Given instruction:
Spot every line with the word "北京礼物" and return it.

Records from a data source
begin

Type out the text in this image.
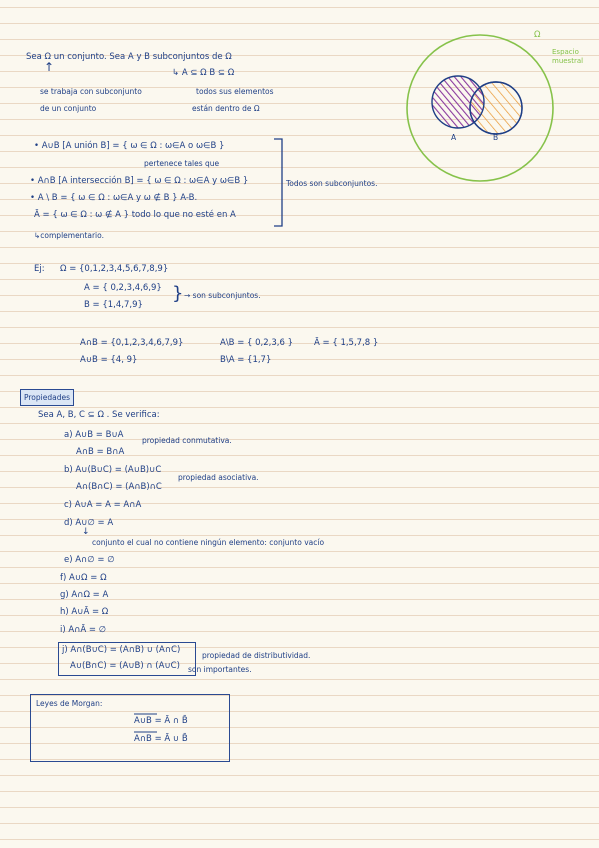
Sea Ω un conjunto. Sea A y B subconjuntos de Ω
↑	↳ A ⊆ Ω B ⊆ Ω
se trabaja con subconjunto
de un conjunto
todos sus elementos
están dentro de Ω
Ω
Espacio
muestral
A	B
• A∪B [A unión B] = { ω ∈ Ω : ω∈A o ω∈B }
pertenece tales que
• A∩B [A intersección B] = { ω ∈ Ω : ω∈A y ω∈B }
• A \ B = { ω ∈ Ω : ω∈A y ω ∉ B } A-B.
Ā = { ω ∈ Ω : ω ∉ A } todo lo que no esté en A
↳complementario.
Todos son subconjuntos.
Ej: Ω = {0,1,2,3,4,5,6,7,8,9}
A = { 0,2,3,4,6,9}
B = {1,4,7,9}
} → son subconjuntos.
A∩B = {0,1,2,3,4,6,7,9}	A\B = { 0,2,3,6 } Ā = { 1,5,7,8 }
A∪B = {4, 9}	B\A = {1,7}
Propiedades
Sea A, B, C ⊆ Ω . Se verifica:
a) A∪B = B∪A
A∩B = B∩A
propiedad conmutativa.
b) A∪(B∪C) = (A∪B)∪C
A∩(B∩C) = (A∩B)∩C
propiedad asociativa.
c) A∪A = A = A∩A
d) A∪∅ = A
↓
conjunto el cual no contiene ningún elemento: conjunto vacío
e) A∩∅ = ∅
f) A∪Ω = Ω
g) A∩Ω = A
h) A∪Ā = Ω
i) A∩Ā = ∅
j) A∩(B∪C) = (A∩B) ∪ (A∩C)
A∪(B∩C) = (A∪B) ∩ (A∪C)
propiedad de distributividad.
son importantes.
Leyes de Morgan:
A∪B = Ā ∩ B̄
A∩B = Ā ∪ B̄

end
begin

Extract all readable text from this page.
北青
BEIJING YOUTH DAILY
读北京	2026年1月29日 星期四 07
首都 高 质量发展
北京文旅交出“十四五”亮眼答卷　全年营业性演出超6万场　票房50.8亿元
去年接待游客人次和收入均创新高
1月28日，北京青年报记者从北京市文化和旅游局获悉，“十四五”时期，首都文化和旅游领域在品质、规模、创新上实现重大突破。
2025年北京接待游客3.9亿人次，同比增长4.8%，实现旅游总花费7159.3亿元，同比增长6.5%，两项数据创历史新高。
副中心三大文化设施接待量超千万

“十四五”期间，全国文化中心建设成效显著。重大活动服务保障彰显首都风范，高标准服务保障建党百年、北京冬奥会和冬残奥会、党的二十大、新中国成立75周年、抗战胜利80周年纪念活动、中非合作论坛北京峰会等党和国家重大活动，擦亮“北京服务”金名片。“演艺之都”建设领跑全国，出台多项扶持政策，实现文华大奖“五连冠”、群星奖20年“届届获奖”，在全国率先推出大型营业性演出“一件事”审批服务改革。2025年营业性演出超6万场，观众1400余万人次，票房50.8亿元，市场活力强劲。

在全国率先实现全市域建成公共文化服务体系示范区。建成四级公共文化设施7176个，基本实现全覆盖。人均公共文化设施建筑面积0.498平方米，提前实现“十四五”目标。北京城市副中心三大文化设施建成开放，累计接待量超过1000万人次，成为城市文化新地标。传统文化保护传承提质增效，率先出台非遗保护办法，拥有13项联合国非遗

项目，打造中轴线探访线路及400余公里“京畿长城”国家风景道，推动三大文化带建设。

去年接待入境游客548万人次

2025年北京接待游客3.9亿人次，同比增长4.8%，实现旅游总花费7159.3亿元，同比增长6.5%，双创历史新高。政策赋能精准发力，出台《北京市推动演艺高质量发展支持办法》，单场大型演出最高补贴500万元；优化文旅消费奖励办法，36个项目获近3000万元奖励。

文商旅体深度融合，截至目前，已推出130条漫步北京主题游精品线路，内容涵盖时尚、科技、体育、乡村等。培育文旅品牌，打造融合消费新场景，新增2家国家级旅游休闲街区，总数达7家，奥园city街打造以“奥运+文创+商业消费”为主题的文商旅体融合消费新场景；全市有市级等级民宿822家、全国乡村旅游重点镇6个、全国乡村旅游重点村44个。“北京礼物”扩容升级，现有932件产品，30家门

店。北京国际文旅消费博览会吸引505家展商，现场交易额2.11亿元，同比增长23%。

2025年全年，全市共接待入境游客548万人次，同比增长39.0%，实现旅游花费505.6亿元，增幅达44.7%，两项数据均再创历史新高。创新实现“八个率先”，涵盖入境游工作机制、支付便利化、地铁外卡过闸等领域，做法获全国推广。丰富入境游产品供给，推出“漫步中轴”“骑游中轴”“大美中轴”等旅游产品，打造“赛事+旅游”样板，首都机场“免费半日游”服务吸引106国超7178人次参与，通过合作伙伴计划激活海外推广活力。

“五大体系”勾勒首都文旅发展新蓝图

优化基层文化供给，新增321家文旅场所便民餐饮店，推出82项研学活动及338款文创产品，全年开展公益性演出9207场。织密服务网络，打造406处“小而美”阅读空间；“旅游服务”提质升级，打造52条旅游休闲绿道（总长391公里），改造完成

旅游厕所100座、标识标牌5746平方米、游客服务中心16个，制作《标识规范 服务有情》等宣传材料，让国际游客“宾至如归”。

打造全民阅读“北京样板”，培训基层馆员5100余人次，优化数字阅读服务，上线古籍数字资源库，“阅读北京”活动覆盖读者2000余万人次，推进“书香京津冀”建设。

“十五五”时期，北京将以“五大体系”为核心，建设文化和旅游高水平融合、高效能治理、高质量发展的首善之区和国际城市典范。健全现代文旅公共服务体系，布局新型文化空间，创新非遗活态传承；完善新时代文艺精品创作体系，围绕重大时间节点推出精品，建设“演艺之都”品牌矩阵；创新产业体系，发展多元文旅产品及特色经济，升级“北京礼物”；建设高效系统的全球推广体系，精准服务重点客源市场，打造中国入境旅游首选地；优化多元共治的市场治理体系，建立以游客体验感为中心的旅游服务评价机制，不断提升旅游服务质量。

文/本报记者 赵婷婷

end
begin

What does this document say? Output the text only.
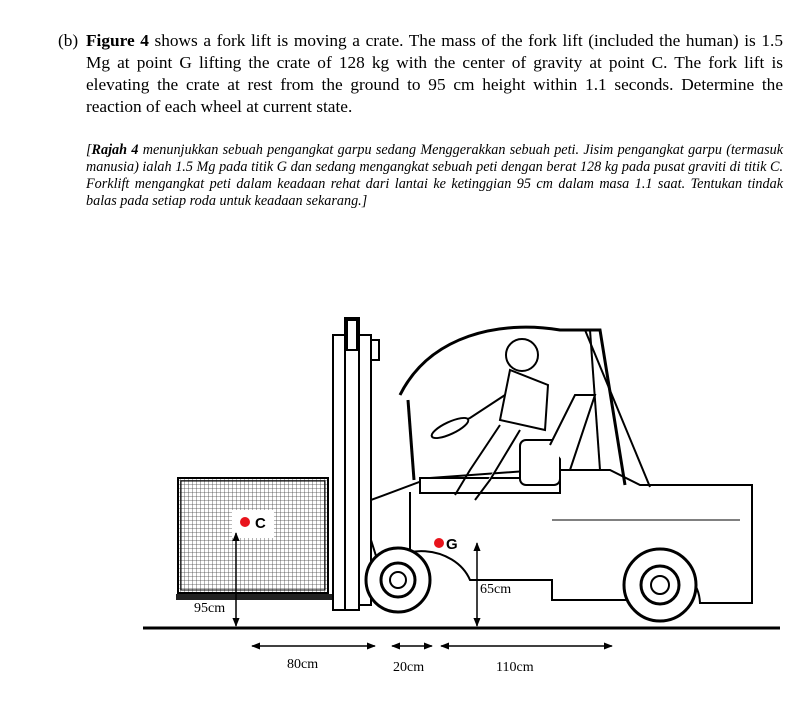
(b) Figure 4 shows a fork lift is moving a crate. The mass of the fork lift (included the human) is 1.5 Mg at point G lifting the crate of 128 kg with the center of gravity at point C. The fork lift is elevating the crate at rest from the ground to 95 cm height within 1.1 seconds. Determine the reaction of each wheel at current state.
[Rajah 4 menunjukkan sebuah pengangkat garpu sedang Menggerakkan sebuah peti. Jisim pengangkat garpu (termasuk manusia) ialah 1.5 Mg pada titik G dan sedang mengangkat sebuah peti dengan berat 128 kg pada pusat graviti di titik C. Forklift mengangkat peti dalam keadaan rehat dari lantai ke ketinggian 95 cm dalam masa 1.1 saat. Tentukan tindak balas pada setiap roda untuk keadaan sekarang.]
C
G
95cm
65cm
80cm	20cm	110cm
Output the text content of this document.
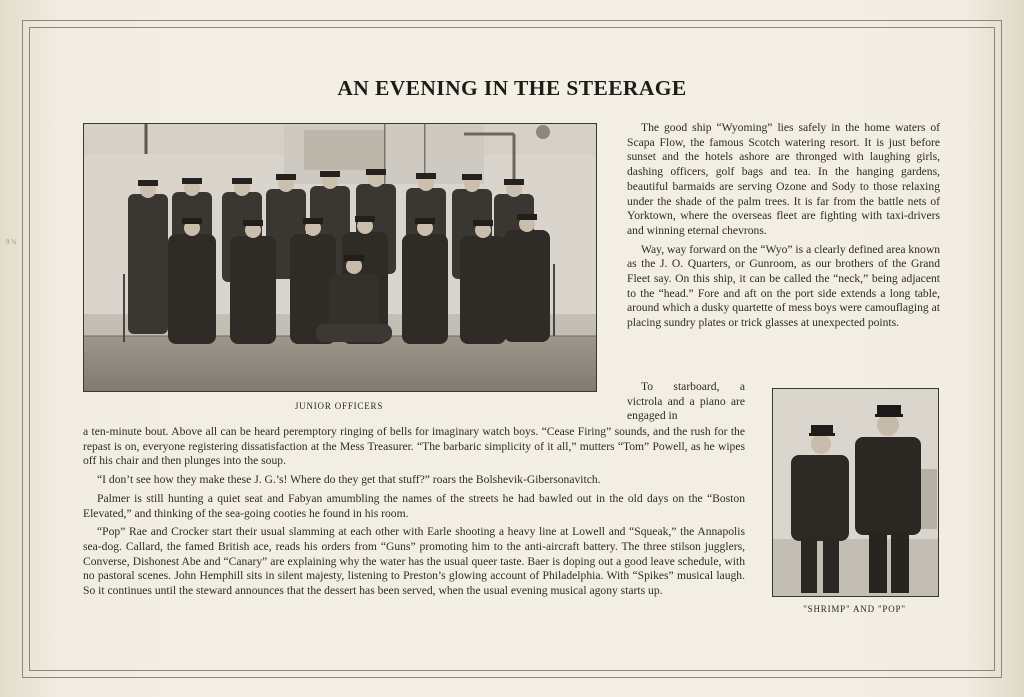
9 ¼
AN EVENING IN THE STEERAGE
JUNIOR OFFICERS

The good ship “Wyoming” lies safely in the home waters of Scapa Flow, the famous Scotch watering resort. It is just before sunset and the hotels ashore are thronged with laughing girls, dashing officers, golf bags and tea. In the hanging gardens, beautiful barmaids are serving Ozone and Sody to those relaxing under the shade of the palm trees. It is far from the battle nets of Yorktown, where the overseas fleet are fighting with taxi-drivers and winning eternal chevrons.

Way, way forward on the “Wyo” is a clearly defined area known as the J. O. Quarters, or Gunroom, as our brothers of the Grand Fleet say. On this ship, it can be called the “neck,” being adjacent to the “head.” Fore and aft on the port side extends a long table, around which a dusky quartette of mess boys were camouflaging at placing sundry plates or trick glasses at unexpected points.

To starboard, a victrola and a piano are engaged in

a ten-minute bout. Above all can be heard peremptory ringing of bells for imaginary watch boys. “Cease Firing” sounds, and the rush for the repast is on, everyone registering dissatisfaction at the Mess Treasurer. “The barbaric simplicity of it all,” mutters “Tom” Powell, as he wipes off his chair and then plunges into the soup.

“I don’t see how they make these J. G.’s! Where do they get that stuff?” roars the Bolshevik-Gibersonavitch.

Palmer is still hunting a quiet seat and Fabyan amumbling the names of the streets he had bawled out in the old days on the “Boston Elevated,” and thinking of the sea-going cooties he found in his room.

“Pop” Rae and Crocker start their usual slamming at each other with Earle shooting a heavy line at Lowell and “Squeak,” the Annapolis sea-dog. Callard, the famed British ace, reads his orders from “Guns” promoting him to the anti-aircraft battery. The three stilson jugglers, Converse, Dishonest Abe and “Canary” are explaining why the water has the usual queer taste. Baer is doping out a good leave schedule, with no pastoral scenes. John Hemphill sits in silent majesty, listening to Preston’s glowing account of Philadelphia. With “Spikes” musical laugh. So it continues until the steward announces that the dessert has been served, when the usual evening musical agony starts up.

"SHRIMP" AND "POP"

end

Full response:
文商旅体深度融合，截至目前，已推出130条漫步北京主题游精品线路，内容涵盖时尚、科技、体育、乡村等。培育文旅品牌，打造融合消费新场景，新增2家国家级旅游休闲街区，总数达7家，奥园city街打造以“奥运+文创+商业消费”为主题的文商旅体融合消费新场景；全市有市级等级民宿822家、全国乡村旅游重点镇6个、全国乡村旅游重点村44个。“北京礼物”扩容升级，现有932件产品，30家门
“十五五”时期，北京将以“五大体系”为核心，建设文化和旅游高水平融合、高效能治理、高质量发展的首善之区和国际城市典范。健全现代文旅公共服务体系，布局新型文化空间，创新非遗活态传承；完善新时代文艺精品创作体系，围绕重大时间节点推出精品，建设“演艺之都”品牌矩阵；创新产业体系，发展多元文旅产品及特色经济，升级“北京礼物”；建设高效系统的全球推广体系，精准服务重点客源市场，打造中国入境旅游首选地；优化多元共治的市场治理体系，建立以游客体验感为中心的旅游服务评价机制，不断提升旅游服务质量。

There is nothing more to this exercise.